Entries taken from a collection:
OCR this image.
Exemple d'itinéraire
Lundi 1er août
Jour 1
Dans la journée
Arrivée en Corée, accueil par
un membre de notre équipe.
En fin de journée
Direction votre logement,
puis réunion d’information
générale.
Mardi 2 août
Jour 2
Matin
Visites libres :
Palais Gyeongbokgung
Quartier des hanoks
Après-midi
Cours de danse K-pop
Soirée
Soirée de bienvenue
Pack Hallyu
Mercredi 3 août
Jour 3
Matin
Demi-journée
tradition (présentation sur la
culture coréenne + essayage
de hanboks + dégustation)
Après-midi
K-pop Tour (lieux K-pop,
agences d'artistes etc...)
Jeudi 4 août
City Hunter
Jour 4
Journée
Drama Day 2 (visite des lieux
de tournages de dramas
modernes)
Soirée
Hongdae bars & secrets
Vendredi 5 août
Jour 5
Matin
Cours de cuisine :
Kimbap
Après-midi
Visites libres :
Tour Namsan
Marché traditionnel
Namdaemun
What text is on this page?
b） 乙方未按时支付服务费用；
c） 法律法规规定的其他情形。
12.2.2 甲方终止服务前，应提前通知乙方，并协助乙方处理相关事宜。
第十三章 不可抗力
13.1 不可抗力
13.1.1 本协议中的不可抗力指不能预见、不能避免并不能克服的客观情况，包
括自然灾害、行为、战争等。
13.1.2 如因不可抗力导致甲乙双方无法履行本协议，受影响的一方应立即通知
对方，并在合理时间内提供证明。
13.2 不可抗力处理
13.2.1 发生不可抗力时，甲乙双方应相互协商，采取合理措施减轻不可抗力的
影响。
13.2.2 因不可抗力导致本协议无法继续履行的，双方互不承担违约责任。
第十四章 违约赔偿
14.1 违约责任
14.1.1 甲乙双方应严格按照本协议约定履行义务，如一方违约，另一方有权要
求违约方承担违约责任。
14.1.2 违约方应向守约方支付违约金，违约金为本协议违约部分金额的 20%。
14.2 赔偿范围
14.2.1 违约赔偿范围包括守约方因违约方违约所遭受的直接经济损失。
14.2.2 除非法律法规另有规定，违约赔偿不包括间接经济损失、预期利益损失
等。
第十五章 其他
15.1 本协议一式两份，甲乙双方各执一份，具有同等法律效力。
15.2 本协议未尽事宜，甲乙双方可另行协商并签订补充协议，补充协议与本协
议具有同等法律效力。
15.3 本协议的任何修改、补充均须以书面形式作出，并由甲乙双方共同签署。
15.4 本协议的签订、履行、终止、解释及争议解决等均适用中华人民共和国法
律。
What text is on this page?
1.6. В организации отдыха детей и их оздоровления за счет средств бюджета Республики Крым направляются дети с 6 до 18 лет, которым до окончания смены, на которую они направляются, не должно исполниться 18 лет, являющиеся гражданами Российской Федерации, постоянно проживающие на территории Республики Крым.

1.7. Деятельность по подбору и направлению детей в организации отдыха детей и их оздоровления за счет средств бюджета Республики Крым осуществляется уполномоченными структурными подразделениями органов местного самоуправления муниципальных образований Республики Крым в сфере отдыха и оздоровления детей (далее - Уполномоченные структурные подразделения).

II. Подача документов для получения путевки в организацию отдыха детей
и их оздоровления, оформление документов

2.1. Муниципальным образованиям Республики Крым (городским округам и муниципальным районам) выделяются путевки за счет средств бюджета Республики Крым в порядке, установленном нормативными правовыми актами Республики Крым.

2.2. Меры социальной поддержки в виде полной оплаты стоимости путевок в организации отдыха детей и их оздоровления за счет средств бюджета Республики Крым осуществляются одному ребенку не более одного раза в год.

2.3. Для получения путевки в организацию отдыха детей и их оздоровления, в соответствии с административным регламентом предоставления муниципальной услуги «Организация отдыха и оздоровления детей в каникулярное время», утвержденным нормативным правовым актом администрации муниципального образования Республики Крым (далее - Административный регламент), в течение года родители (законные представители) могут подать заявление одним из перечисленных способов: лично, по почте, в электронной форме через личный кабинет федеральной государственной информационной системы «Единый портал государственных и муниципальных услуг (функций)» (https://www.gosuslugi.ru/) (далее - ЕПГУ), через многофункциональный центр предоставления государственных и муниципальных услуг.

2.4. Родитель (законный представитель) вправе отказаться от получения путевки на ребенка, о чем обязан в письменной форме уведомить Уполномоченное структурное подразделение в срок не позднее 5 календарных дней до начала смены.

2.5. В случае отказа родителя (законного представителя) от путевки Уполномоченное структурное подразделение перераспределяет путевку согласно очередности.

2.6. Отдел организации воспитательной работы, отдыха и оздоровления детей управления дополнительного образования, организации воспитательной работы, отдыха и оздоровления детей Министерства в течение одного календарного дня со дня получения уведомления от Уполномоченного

What this task involves: In the data above, tally the lines holding "août" and answer with the figure only.

Answer for the task: 5